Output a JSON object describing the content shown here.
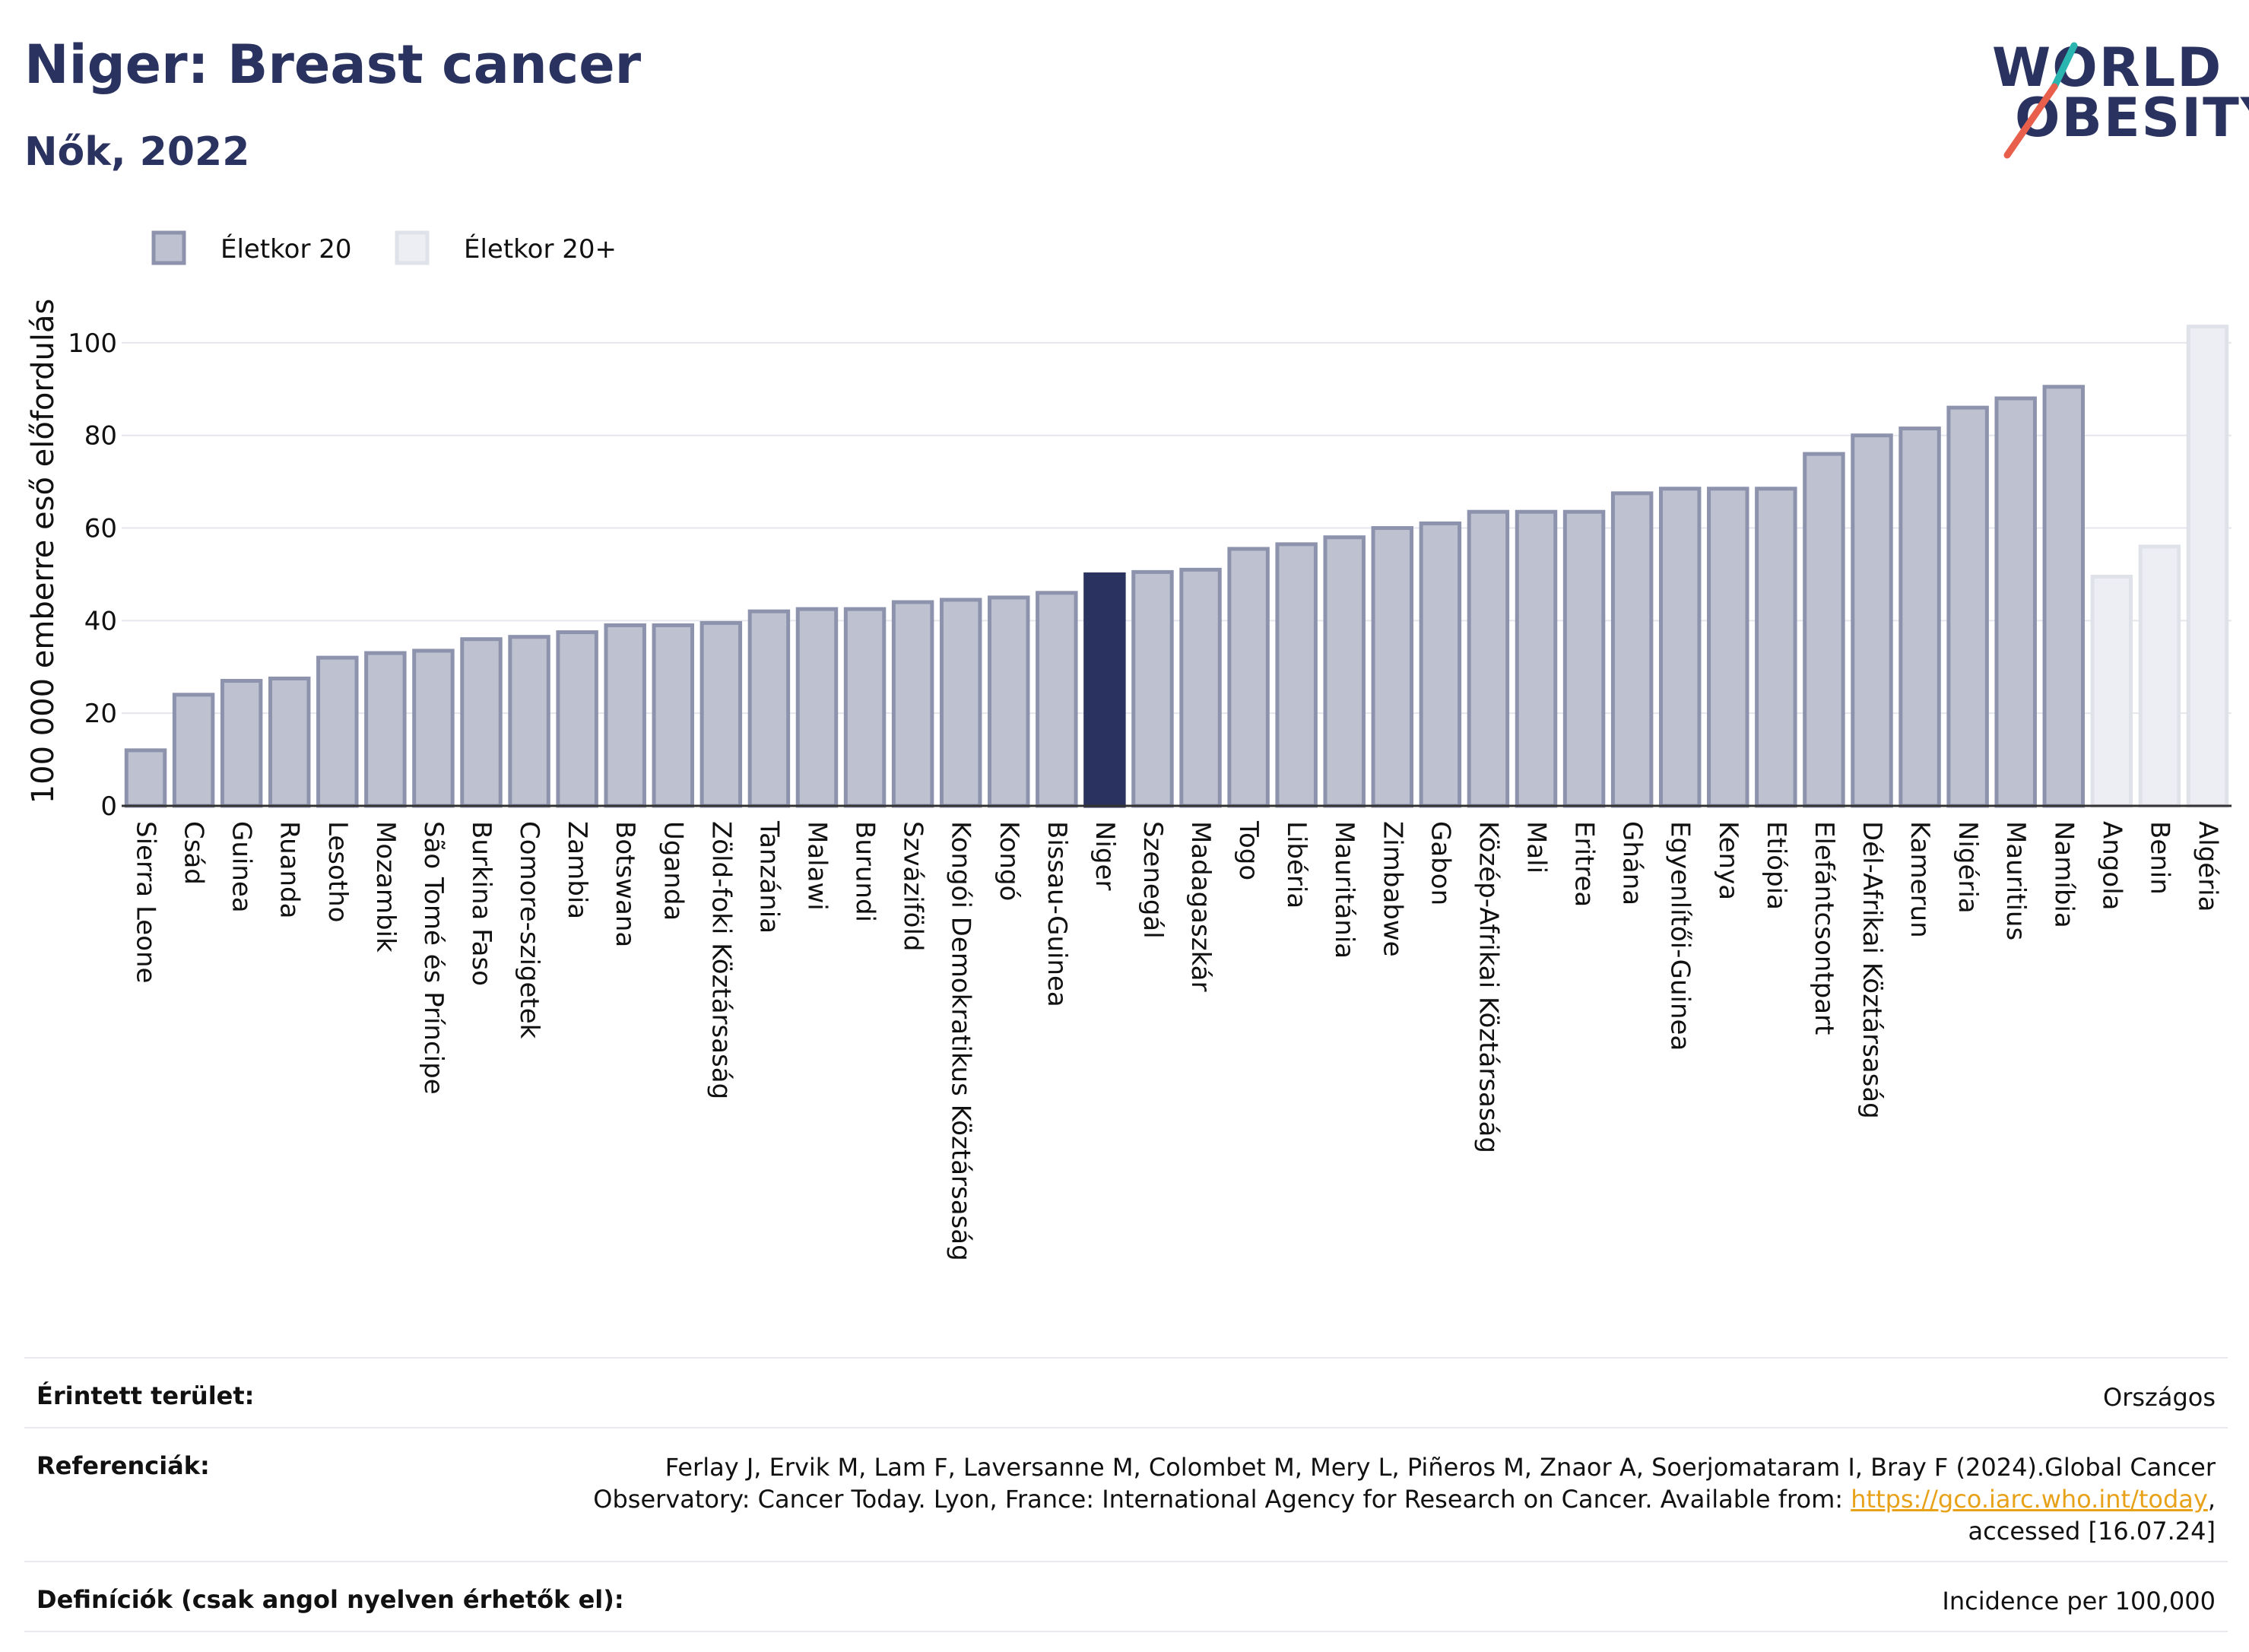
{
  "header": {
    "title": "Niger: Breast cancer",
    "subtitle": "Nők, 2022"
  },
  "logo": {
    "line1": "WORLD",
    "line2": "OBESITY",
    "colors": {
      "navy": "#2a3360",
      "teal": "#2ab5b0",
      "coral": "#e8604c"
    }
  },
  "chart_data": {
    "type": "bar",
    "ylabel": "100 000 emberre eső előfordulás",
    "ylim": [
      0,
      110
    ],
    "yticks": [
      0,
      20,
      40,
      60,
      80,
      100
    ],
    "grid": true,
    "legend": [
      {
        "label": "Életkor 20",
        "color": "#bec2d0",
        "border": "#8d93ad"
      },
      {
        "label": "Életkor 20+",
        "color": "#eceef3",
        "border": "#e0e2ea"
      }
    ],
    "legend_position": "top-left",
    "categories": [
      "Sierra Leone",
      "Csád",
      "Guinea",
      "Ruanda",
      "Lesotho",
      "Mozambik",
      "São Tomé és Príncipe",
      "Burkina Faso",
      "Comore-szigetek",
      "Zambia",
      "Botswana",
      "Uganda",
      "Zöld-foki Köztársaság",
      "Tanzánia",
      "Malawi",
      "Burundi",
      "Szváziföld",
      "Kongói Demokratikus Köztársaság",
      "Kongó",
      "Bissau-Guinea",
      "Niger",
      "Szenegál",
      "Madagaszkár",
      "Togo",
      "Libéria",
      "Mauritánia",
      "Zimbabwe",
      "Gabon",
      "Közép-Afrikai Köztársaság",
      "Mali",
      "Eritrea",
      "Ghána",
      "Egyenlítői-Guinea",
      "Kenya",
      "Etiópia",
      "Elefántcsontpart",
      "Dél-Afrikai Köztársaság",
      "Kamerun",
      "Nigéria",
      "Mauritius",
      "Namíbia",
      "Angola",
      "Benin",
      "Algéria"
    ],
    "values": [
      12,
      24,
      27,
      27.5,
      32,
      33,
      33.5,
      36,
      36.5,
      37.5,
      39,
      39,
      39.5,
      42,
      42.5,
      42.5,
      44,
      44.5,
      45,
      46,
      50,
      50.5,
      51,
      55.5,
      56.5,
      58,
      60,
      61,
      63.5,
      63.5,
      63.5,
      67.5,
      68.5,
      68.5,
      68.5,
      76,
      80,
      81.5,
      86,
      88,
      90.5,
      49.5,
      56,
      103.5
    ],
    "series_group": [
      "20",
      "20",
      "20",
      "20",
      "20",
      "20",
      "20",
      "20",
      "20",
      "20",
      "20",
      "20",
      "20",
      "20",
      "20",
      "20",
      "20",
      "20",
      "20",
      "20",
      "highlight",
      "20",
      "20",
      "20",
      "20",
      "20",
      "20",
      "20",
      "20",
      "20",
      "20",
      "20",
      "20",
      "20",
      "20",
      "20",
      "20",
      "20",
      "20",
      "20",
      "20",
      "20+",
      "20+",
      "20+"
    ],
    "highlight": "Niger",
    "colors": {
      "age20_fill": "#bec2d0",
      "age20_border": "#8d93ad",
      "age20plus_fill": "#eceef3",
      "age20plus_border": "#e0e2ea",
      "highlight": "#2a3360",
      "grid": "#e6e7ee",
      "axis": "#333333"
    }
  },
  "footer": {
    "rows": [
      {
        "label": "Érintett terület:",
        "value": "Országos"
      },
      {
        "label": "Referenciák:",
        "value_lines": [
          "Ferlay J, Ervik M, Lam F, Laversanne M, Colombet M, Mery L, Piñeros M, Znaor A, Soerjomataram I, Bray F (2024).Global Cancer",
          "Observatory: Cancer Today. Lyon, France: International Agency for Research on Cancer. Available from: "
        ],
        "link": "https://gco.iarc.who.int/today",
        "after_link": ",",
        "last_line": "accessed [16.07.24]"
      },
      {
        "label": "Definíciók (csak angol nyelven érhetők el):",
        "value": "Incidence per 100,000"
      }
    ]
  }
}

**Short task:**
Each line of the material must be retyped exactly, except that images are omitted.

**Answer below:**
Output a JSON object describing the content shown here.
{
  "header": {
    "title": "Niger: Breast cancer",
    "subtitle": "Nők, 2022"
  },
  "logo": {
    "line1": "WORLD",
    "line2": "OBESITY",
    "colors": {
      "navy": "#2a3360",
      "teal": "#2ab5b0",
      "coral": "#e8604c"
    }
  },
  "chart_data": {
    "type": "bar",
    "ylabel": "100 000 emberre eső előfordulás",
    "ylim": [
      0,
      110
    ],
    "yticks": [
      0,
      20,
      40,
      60,
      80,
      100
    ],
    "grid": true,
    "legend": [
      {
        "label": "Életkor 20",
        "color": "#bec2d0",
        "border": "#8d93ad"
      },
      {
        "label": "Életkor 20+",
        "color": "#eceef3",
        "border": "#e0e2ea"
      }
    ],
    "legend_position": "top-left",
    "categories": [
      "Sierra Leone",
      "Csád",
      "Guinea",
      "Ruanda",
      "Lesotho",
      "Mozambik",
      "São Tomé és Príncipe",
      "Burkina Faso",
      "Comore-szigetek",
      "Zambia",
      "Botswana",
      "Uganda",
      "Zöld-foki Köztársaság",
      "Tanzánia",
      "Malawi",
      "Burundi",
      "Szváziföld",
      "Kongói Demokratikus Köztársaság",
      "Kongó",
      "Bissau-Guinea",
      "Niger",
      "Szenegál",
      "Madagaszkár",
      "Togo",
      "Libéria",
      "Mauritánia",
      "Zimbabwe",
      "Gabon",
      "Közép-Afrikai Köztársaság",
      "Mali",
      "Eritrea",
      "Ghána",
      "Egyenlítői-Guinea",
      "Kenya",
      "Etiópia",
      "Elefántcsontpart",
      "Dél-Afrikai Köztársaság",
      "Kamerun",
      "Nigéria",
      "Mauritius",
      "Namíbia",
      "Angola",
      "Benin",
      "Algéria"
    ],
    "values": [
      12,
      24,
      27,
      27.5,
      32,
      33,
      33.5,
      36,
      36.5,
      37.5,
      39,
      39,
      39.5,
      42,
      42.5,
      42.5,
      44,
      44.5,
      45,
      46,
      50,
      50.5,
      51,
      55.5,
      56.5,
      58,
      60,
      61,
      63.5,
      63.5,
      63.5,
      67.5,
      68.5,
      68.5,
      68.5,
      76,
      80,
      81.5,
      86,
      88,
      90.5,
      49.5,
      56,
      103.5
    ],
    "series_group": [
      "20",
      "20",
      "20",
      "20",
      "20",
      "20",
      "20",
      "20",
      "20",
      "20",
      "20",
      "20",
      "20",
      "20",
      "20",
      "20",
      "20",
      "20",
      "20",
      "20",
      "highlight",
      "20",
      "20",
      "20",
      "20",
      "20",
      "20",
      "20",
      "20",
      "20",
      "20",
      "20",
      "20",
      "20",
      "20",
      "20",
      "20",
      "20",
      "20",
      "20",
      "20",
      "20+",
      "20+",
      "20+"
    ],
    "highlight": "Niger",
    "colors": {
      "age20_fill": "#bec2d0",
      "age20_border": "#8d93ad",
      "age20plus_fill": "#eceef3",
      "age20plus_border": "#e0e2ea",
      "highlight": "#2a3360",
      "grid": "#e6e7ee",
      "axis": "#333333"
    }
  },
  "footer": {
    "rows": [
      {
        "label": "Érintett terület:",
        "value": "Országos"
      },
      {
        "label": "Referenciák:",
        "value_lines": [
          "Ferlay J, Ervik M, Lam F, Laversanne M, Colombet M, Mery L, Piñeros M, Znaor A, Soerjomataram I, Bray F (2024).Global Cancer",
          "Observatory: Cancer Today. Lyon, France: International Agency for Research on Cancer. Available from: "
        ],
        "link": "https://gco.iarc.who.int/today",
        "after_link": ",",
        "last_line": "accessed [16.07.24]"
      },
      {
        "label": "Definíciók (csak angol nyelven érhetők el):",
        "value": "Incidence per 100,000"
      }
    ]
  }
}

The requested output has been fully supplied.